--- START ---
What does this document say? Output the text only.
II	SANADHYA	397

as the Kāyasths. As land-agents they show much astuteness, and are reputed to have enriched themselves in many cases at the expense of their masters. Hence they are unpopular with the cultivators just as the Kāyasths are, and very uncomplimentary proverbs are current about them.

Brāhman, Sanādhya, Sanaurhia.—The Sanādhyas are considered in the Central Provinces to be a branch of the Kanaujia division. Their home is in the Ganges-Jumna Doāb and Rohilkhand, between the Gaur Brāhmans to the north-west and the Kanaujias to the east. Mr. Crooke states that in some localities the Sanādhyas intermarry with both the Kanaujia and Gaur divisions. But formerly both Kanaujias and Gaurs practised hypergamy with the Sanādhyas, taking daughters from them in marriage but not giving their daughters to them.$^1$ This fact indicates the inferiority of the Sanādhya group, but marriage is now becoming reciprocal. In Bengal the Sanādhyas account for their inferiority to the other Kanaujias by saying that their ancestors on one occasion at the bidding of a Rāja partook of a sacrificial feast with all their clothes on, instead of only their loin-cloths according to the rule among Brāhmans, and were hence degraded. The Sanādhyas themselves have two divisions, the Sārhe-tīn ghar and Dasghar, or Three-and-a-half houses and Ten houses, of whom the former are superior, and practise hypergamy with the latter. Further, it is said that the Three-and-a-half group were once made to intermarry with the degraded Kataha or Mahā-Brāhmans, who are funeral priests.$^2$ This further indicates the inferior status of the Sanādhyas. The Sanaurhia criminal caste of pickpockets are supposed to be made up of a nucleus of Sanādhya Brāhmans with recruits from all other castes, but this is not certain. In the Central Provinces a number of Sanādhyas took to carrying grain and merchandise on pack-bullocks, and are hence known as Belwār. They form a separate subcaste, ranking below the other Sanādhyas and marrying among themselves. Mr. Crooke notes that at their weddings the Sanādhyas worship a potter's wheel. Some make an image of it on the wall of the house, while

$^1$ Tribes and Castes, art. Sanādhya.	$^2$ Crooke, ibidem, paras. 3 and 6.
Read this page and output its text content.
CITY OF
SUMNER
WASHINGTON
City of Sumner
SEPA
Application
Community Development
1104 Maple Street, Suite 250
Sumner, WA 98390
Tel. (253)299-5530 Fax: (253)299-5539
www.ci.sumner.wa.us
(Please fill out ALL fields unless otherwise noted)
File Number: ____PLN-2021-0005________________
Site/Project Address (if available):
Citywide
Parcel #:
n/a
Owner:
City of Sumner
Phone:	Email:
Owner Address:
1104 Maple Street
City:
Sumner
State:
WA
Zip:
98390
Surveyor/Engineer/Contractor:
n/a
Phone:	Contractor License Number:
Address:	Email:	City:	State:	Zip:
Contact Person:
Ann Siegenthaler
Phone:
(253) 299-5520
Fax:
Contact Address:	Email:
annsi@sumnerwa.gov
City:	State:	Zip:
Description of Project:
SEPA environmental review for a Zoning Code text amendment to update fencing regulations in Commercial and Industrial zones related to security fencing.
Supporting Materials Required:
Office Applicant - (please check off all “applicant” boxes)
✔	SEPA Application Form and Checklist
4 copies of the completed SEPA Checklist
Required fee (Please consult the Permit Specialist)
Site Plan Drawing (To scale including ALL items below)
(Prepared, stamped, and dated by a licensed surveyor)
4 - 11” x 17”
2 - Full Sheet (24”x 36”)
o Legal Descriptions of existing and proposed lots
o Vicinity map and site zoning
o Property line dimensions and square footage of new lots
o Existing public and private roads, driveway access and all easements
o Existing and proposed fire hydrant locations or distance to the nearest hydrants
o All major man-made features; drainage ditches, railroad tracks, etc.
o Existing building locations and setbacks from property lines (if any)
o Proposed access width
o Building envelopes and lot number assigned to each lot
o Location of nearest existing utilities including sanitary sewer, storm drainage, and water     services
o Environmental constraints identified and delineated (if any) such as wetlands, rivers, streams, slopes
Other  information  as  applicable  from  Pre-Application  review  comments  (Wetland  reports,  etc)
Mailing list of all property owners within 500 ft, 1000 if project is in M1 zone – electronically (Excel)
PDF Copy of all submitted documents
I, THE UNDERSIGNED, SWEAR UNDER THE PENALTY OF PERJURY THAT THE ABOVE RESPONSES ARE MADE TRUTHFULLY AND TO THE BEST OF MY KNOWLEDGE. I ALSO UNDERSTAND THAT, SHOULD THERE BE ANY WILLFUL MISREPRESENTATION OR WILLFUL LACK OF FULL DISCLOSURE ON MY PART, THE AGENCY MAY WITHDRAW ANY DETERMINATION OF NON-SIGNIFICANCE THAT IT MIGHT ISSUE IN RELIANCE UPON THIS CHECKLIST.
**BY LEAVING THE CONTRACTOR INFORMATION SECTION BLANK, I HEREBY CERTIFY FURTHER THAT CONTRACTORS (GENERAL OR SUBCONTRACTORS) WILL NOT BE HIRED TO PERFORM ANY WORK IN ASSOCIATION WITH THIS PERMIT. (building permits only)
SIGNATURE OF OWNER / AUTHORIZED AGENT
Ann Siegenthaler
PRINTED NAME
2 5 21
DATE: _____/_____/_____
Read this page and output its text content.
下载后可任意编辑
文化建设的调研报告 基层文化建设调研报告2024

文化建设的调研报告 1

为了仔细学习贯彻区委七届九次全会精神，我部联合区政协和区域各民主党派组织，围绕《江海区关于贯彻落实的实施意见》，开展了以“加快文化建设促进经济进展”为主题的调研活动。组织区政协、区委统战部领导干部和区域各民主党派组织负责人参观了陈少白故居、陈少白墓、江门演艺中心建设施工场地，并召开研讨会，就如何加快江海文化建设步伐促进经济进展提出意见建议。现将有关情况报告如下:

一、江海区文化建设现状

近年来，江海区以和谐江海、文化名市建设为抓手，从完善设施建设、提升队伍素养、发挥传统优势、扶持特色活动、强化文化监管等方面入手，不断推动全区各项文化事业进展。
--- END ---
● PROBLEM TO SOLVE
Gather up the lines containing the word "Address" from these records and copy them.

● RESULT OF THE EXERCISE
Site/Project Address (if available):
Owner Address:
Address:	Email:	City:	State:	Zip:
Contact Address:	Email:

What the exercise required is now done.